— Start RECORDS FOR THE TASK —
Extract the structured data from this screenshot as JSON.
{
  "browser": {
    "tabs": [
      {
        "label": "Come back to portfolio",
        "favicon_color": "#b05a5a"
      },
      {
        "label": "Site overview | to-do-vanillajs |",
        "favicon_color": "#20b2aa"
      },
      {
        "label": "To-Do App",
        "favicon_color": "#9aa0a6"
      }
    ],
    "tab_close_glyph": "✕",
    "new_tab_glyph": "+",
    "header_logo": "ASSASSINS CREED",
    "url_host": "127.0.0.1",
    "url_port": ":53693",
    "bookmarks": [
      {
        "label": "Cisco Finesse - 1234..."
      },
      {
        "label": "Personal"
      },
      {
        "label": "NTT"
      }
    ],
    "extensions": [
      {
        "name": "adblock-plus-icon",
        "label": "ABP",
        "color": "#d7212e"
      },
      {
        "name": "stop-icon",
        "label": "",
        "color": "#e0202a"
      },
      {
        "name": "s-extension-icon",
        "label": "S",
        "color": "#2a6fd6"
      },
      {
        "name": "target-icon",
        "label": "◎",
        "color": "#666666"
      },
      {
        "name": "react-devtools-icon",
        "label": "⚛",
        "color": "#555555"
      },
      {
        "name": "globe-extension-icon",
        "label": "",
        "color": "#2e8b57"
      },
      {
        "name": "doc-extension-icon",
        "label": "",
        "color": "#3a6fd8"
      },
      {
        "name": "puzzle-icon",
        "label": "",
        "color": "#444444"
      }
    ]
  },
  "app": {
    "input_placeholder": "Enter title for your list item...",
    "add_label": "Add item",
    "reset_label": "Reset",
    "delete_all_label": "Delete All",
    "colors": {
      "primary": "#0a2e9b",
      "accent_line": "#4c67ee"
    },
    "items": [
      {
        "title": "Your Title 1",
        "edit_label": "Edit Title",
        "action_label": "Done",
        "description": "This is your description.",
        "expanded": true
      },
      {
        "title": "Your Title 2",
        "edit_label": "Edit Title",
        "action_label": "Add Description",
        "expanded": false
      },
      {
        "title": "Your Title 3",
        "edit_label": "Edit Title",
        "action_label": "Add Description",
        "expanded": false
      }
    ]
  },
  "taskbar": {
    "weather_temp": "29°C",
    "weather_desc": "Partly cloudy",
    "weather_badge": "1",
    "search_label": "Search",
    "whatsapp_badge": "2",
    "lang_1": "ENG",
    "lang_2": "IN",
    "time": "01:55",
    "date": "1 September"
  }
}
— End RECORDS FOR THE TASK —
Lines that hold "name" are the ones to copy; find all of them.

        "name": "adblock-plus-icon",
        "name": "stop-icon",
        "name": "s-extension-icon",
        "name": "target-icon",
        "name": "react-devtools-icon",
        "name": "globe-extension-icon",
        "name": "doc-extension-icon",
        "name": "puzzle-icon",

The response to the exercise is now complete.